====== TASK INPUT ======

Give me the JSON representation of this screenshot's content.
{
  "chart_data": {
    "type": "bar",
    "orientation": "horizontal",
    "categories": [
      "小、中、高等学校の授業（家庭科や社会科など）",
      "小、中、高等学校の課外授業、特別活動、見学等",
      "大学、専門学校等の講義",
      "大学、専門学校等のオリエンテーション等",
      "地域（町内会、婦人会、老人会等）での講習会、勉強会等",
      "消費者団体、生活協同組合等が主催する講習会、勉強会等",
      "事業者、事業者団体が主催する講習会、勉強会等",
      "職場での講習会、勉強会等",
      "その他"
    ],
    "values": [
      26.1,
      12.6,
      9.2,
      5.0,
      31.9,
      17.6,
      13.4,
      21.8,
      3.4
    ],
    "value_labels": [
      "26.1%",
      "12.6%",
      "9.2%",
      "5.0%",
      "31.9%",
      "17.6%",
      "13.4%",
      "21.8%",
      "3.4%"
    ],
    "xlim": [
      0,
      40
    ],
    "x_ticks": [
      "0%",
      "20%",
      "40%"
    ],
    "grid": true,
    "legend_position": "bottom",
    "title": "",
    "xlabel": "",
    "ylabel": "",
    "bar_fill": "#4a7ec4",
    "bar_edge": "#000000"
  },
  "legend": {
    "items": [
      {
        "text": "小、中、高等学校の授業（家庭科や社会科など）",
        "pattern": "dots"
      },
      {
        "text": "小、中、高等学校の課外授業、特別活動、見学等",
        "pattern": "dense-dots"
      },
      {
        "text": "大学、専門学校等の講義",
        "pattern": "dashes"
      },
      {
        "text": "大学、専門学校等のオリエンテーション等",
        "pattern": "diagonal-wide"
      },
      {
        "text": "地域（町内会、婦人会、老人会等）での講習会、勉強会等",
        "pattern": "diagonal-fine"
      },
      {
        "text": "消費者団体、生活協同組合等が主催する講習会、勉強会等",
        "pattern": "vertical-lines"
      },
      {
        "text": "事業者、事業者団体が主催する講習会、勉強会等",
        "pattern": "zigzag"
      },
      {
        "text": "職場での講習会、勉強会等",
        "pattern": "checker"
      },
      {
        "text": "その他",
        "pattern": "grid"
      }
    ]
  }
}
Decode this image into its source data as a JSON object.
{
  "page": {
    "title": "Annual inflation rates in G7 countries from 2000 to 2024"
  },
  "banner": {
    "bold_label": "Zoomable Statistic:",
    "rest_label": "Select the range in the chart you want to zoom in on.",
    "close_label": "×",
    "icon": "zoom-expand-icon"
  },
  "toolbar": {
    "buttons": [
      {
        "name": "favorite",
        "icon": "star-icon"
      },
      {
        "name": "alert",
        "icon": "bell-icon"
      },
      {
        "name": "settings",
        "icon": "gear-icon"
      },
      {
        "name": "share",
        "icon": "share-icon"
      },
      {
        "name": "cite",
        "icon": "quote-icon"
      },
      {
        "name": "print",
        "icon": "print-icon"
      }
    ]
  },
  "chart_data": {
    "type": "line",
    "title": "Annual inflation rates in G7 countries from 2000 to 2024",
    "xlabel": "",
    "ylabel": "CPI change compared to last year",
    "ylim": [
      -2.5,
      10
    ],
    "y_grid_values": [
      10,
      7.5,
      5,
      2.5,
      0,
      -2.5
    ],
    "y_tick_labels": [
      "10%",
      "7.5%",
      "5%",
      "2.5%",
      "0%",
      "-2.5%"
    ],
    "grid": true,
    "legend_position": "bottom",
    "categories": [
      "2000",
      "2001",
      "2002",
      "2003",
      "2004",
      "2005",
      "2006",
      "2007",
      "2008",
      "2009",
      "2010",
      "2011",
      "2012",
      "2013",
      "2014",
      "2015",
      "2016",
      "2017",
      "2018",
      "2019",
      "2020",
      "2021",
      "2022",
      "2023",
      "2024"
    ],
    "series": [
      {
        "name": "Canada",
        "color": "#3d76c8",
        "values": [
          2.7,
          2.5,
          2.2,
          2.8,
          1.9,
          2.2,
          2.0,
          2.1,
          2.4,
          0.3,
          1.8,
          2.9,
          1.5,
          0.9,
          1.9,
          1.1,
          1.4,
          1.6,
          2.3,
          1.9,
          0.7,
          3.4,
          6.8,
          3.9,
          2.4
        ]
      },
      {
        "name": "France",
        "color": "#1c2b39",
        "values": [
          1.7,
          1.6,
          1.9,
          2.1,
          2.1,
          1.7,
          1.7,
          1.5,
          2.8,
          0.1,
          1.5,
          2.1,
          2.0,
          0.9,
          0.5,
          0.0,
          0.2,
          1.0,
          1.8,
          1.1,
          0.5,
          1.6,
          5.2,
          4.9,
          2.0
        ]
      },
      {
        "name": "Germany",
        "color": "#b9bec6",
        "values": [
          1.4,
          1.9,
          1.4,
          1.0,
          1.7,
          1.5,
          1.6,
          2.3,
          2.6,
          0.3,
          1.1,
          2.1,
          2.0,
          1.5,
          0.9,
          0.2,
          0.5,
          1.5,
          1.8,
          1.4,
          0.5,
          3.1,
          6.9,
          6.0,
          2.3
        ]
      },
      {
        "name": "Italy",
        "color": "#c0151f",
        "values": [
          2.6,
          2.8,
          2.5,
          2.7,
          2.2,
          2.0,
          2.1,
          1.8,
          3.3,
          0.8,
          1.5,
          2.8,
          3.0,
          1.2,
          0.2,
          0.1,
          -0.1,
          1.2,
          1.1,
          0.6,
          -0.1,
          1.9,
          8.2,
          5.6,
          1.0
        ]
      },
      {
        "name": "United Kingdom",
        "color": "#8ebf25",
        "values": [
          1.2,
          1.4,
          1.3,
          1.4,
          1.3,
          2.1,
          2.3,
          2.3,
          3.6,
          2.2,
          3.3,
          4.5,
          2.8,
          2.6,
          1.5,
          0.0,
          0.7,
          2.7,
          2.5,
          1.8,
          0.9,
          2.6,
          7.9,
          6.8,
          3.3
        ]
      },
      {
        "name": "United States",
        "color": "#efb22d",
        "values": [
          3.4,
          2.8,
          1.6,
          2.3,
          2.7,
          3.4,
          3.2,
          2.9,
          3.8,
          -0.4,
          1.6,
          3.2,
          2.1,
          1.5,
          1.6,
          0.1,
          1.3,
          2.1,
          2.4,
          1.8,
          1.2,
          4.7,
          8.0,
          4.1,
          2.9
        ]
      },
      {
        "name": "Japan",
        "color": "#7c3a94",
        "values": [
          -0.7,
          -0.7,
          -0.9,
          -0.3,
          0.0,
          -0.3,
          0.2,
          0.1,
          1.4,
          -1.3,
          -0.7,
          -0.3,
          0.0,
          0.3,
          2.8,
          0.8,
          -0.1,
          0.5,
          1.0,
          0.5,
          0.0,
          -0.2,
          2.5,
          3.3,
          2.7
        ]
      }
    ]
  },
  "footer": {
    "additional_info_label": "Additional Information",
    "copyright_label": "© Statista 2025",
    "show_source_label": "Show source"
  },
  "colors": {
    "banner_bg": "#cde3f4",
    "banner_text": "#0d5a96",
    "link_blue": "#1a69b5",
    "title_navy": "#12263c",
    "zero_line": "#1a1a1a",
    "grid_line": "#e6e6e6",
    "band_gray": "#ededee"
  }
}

======

WHAT IS NEEDED: Tally the lines that hold the string "from" and state the total, nothing more.

EXERCISE RESULT: 2